Snowy: Snowy is a beautiful red eyed white Mini Rex. She is very dainty, and is a huge LOVER. She wants pets and she wants them now. She practically begs LOVE ME. She melts into your hand and loves being kissed on the face. I predict she will be giving kisses back very soon. She is very scared to be picked up though, but settles in to you once you have her, though she still seems a little freaked out. She will let you love her anyway though when you are holding her and still loves getting nosie kisses. She also obviously wants to come out and play. She seems like she would love to just sit with you being petted while you watch TV. She is about a year old. 

Penny: Penny is a Honey colored Dutch who really needs some fattenting up. She still has a very trusting and stoic nature though, and trys to come out the door of her cage for petting as soon as you open it. She also loves apples. She really just needs someone who is going to love her and care about her. She seems like she will be a wonderful house bunny. She is about a year and a half. 

Kristi: She is a positively gorgeous broken black Rex. She has obviously has less than pleasant experiences with people and starts to breath hard when you pet her, and hyperventillates a little when you pick her up. She is very gentle however, and doesn't try to bite. She is just very nervous, and needs to be shown some extra love. Someone willing to spend some floor time with her to get to know her I am sure would unlock a wonderful Bun. Experienced bunny home would be preferable. She is 2 years and 6 months old. 

Photos of everyone are here. They are grouped so all the ones of each particular bunny are next to each other. http://photo.xanga.com/maevenmeghan/albums/b4c71027260b32


----------



## Haley (Jul 28, 2007)

When are you meeting Kim and are the buns going to be spayed/neutered first? I might be able to take one and just foster for Midwest until they have more room. Dominique alwaystells me if its a matter of life and deathwe can make arrangements to help, especially if I foster. 

Maybe Buttons could come here? He is so darn cute (I have a soft spot for dutches).

I hope Phinnsmommy can find one to adopt as well. Shes a great bunny mom but having difficulty adopting since she houses her bun outdoors sometimes.


----------



## MaevePotter (Jul 28, 2007)

━━━━━━━━

### Stated problem
Reproduce the passage of the rabbit adoption thread starting at "Snowy: Snowy is" and ending at "a year old.". The listing that comes next is taken from a different source than the rabbit adoption thread.

### Stored data
━━━━━━━━

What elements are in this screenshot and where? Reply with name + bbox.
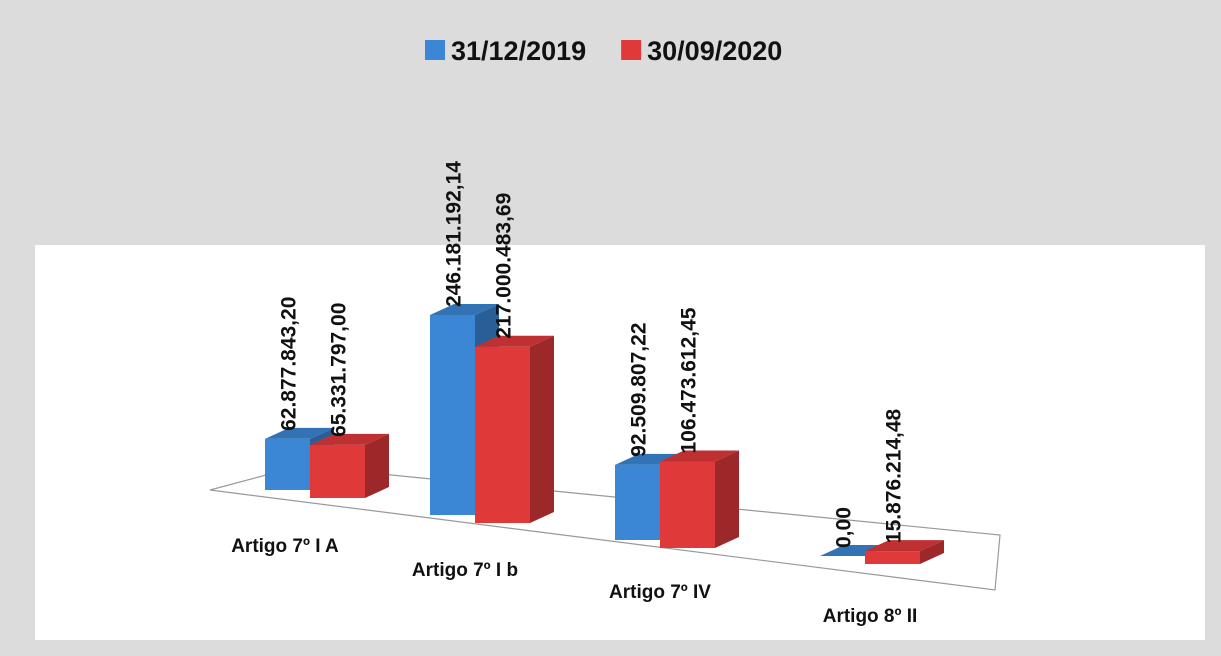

━━━━━━━━

### Exercise output
Snowy: Snowy is a beautiful red eyed white Mini Rex. She is very dainty, and is a huge LOVER. She wants pets and she wants them now. She practically begs LOVE ME. She melts into your hand and loves being kissed on the face. I predict she will be giving kisses back very soon. She is very scared to be picked up though, but settles in to you once you have her, though she still seems a little freaked out. She will let you love her anyway though when you are holding her and still loves getting nosie kisses. She also obviously wants to come out and play. She seems like she would love to just sit with you being petted while you watch TV. She is about a year old.